In the entries below, count every line containing "name". Return the number and nothing else.

■ Excerpt from a dataset:
►
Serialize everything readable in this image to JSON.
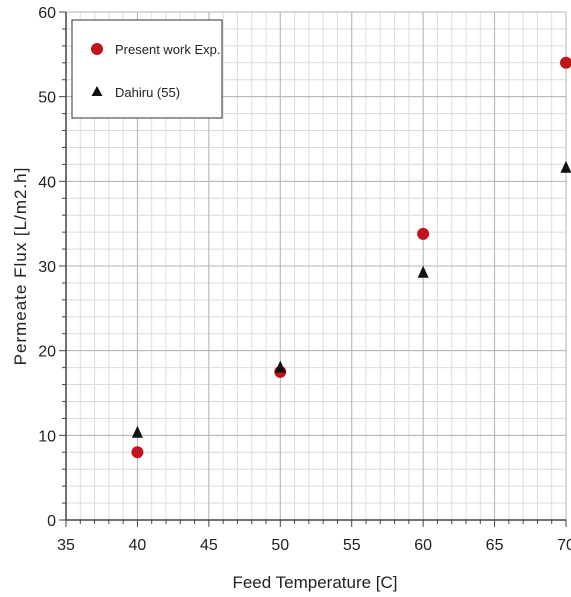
{
  "chart_data": {
    "type": "scatter",
    "title": "",
    "xlabel": "Feed Temperature [C]",
    "ylabel": "Permeate  Flux  [L/m2.h]",
    "xlim": [
      35,
      70
    ],
    "ylim": [
      0,
      60
    ],
    "x_ticks": [
      35,
      40,
      45,
      50,
      55,
      60,
      65,
      70
    ],
    "y_ticks": [
      0,
      10,
      20,
      30,
      40,
      50,
      60
    ],
    "x_tick_labels": [
      "35",
      "40",
      "45",
      "50",
      "55",
      "60",
      "65",
      "70"
    ],
    "y_tick_labels": [
      "0",
      "10",
      "20",
      "30",
      "40",
      "50",
      "60"
    ],
    "grid": true,
    "legend_position": "top-left",
    "series": [
      {
        "name": "Present work Exp.",
        "marker": "circle",
        "color": "#c0141c",
        "x": [
          40,
          50,
          60,
          70
        ],
        "y": [
          8,
          17.5,
          33.8,
          54
        ]
      },
      {
        "name": "Dahiru (55)",
        "marker": "triangle",
        "color": "#111111",
        "x": [
          40,
          50,
          60,
          70
        ],
        "y": [
          10.3,
          18,
          29.2,
          41.6
        ]
      }
    ]
  }
}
◄
■ TASK RESPONSE:
2